══ Information shown

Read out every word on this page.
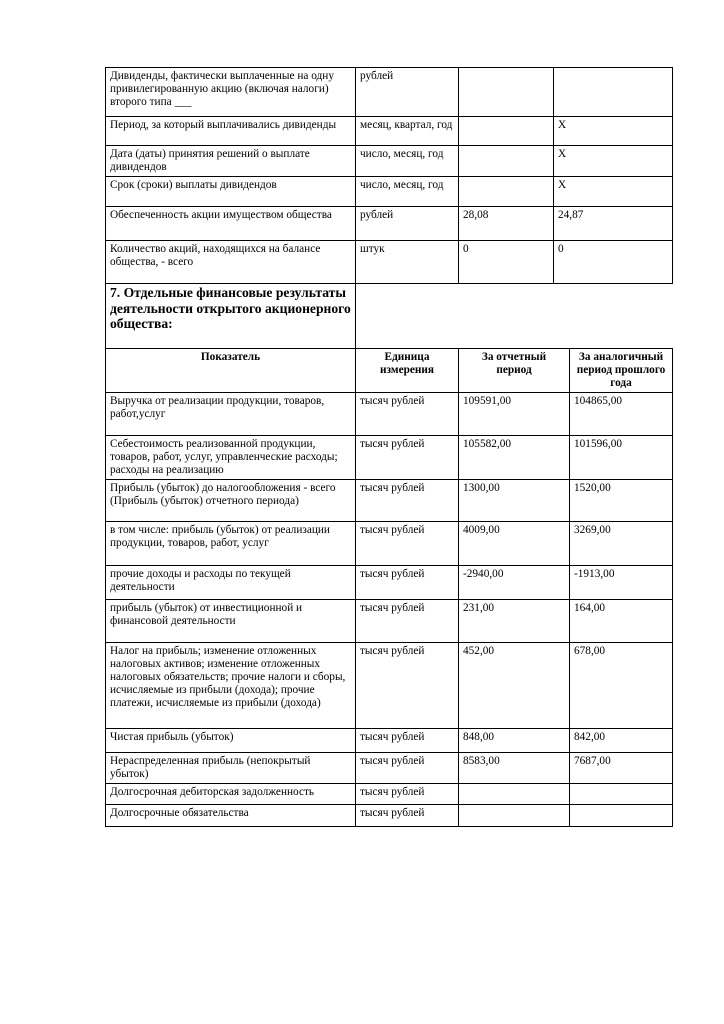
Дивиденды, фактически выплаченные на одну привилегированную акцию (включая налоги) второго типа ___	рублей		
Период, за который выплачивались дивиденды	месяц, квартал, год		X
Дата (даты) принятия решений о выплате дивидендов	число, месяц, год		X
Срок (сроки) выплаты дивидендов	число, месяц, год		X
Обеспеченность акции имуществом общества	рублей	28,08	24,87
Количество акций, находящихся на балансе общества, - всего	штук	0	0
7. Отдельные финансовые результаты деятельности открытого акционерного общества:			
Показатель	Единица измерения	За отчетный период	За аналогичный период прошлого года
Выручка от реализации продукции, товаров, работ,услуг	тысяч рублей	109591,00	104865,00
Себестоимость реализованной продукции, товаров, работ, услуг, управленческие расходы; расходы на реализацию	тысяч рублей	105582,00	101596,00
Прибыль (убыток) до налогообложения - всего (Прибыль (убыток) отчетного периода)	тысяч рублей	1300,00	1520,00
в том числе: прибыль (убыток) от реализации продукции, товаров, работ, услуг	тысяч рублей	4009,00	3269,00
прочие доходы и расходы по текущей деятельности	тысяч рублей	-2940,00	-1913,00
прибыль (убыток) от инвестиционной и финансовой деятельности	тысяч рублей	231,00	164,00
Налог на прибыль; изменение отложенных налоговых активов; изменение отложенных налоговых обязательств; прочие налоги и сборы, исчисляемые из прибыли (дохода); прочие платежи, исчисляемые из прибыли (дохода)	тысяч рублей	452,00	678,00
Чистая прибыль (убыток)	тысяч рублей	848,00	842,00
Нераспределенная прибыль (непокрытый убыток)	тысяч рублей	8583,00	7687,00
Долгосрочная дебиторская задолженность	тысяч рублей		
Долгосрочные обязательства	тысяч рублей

════
══ Information shown

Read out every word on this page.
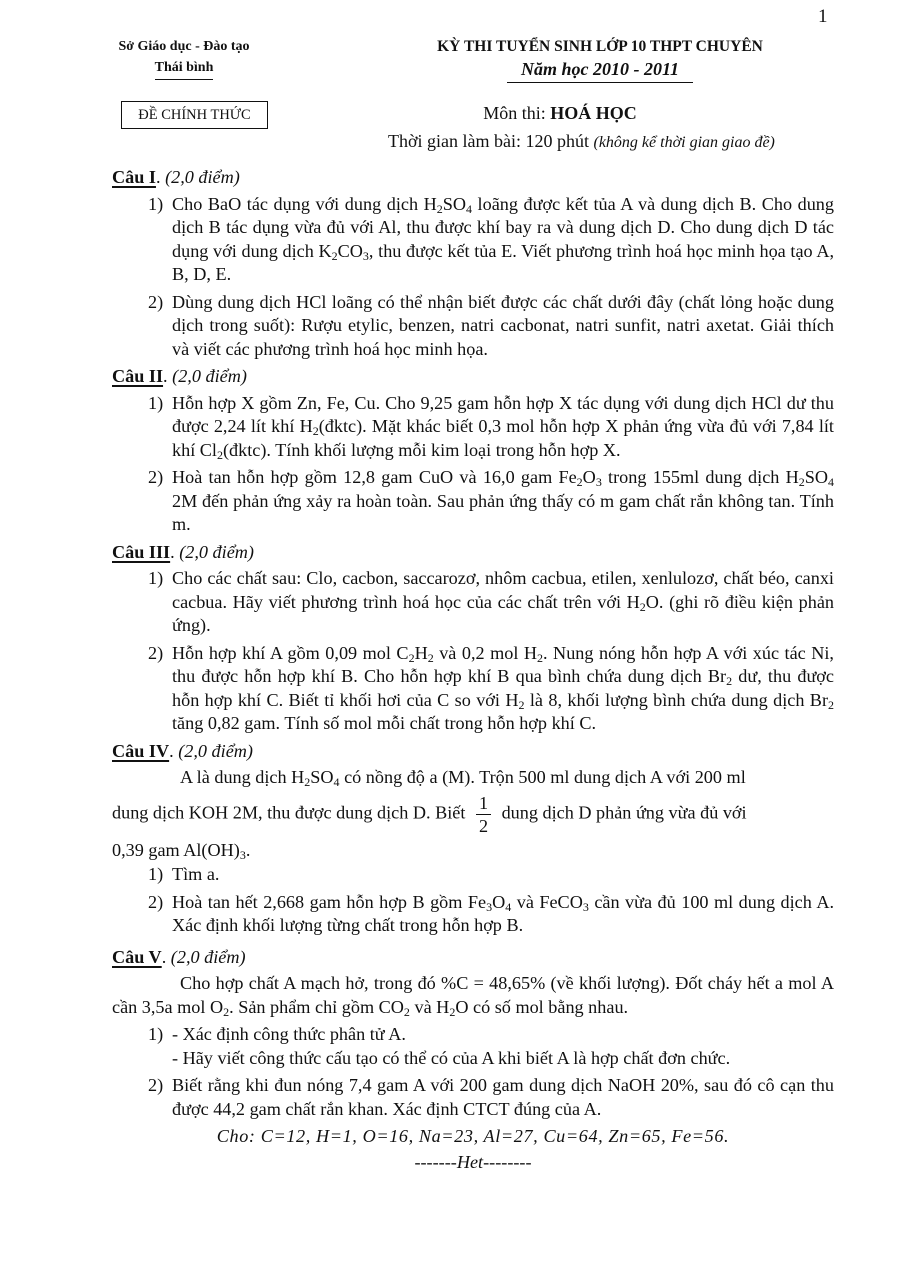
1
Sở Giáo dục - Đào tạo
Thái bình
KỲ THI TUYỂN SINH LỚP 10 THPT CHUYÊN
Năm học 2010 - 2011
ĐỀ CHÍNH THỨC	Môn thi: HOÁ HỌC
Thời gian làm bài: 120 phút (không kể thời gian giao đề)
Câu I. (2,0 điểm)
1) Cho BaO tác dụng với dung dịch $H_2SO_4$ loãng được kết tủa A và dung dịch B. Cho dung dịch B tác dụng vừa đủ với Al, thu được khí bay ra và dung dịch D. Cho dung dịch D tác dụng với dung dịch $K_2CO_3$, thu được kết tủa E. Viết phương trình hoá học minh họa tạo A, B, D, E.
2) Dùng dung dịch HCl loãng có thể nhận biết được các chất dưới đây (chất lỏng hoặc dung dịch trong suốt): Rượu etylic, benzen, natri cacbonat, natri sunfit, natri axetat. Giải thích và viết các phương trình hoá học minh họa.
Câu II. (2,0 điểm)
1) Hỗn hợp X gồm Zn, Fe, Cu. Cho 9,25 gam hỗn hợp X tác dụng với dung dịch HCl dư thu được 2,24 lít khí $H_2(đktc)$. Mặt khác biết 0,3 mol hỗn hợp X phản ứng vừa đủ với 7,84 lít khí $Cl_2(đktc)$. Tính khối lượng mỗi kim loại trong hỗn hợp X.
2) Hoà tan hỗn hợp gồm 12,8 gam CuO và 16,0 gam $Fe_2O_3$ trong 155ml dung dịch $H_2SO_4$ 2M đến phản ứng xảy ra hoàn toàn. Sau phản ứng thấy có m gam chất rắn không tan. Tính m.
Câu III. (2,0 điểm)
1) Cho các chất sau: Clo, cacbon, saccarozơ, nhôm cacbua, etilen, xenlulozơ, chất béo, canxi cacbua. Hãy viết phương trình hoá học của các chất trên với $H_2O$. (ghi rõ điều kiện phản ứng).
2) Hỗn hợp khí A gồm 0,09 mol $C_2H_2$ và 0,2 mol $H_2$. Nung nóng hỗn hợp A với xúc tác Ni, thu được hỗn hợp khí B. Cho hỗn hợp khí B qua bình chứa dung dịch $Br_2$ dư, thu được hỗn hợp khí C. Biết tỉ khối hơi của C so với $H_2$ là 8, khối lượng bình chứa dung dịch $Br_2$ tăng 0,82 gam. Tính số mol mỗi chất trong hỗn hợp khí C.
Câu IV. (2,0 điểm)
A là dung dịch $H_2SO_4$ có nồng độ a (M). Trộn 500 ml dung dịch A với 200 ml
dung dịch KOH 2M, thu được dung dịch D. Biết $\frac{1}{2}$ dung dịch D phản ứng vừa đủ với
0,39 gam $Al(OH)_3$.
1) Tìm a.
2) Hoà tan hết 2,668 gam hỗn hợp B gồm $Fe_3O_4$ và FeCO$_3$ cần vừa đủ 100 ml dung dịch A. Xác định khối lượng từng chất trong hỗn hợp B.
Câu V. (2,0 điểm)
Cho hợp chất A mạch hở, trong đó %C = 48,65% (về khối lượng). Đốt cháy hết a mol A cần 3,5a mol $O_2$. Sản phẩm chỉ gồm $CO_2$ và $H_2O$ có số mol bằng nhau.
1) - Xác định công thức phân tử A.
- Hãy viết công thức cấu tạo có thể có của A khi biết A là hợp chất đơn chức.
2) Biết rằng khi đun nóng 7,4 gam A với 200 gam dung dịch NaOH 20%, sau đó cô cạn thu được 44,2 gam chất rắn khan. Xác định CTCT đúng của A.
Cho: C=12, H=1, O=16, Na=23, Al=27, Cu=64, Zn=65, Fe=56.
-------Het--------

════
══ Information shown

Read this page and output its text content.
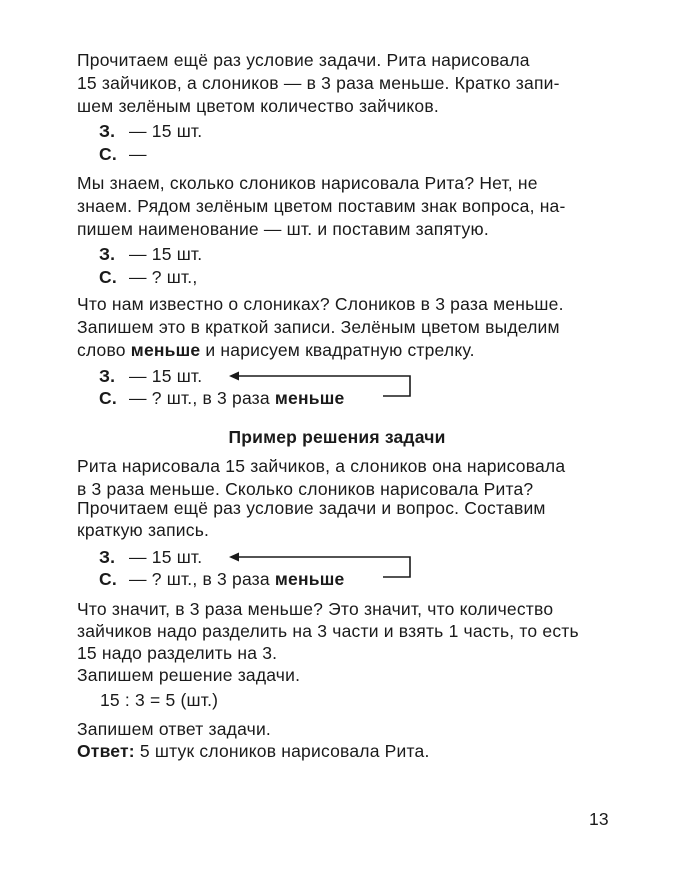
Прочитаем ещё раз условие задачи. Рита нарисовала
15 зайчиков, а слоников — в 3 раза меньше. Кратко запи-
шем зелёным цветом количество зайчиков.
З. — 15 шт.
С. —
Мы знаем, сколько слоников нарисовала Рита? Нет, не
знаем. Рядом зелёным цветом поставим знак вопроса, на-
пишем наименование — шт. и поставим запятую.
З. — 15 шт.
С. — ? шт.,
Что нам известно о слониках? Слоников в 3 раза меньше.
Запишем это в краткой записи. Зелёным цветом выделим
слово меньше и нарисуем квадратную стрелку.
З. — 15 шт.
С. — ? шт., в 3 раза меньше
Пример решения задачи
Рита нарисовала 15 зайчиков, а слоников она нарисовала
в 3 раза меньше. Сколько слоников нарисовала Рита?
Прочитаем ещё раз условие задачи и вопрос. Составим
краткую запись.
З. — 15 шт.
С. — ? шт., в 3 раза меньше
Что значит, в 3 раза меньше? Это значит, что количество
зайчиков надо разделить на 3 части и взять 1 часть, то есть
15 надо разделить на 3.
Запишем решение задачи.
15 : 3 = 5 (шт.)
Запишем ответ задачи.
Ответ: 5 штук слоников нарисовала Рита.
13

════

▶ Task goal: Review the material and copy each line in which the word "товаров" appears.

▶ Completed task:
Выручка от реализации продукции, товаров, работ,услуг	тысяч рублей	109591,00	104865,00
Себестоимость реализованной продукции, товаров, работ, услуг, управленческие расходы; расходы на реализацию	тысяч рублей	105582,00	101596,00
в том числе: прибыль (убыток) от реализации продукции, товаров, работ, услуг	тысяч рублей	4009,00	3269,00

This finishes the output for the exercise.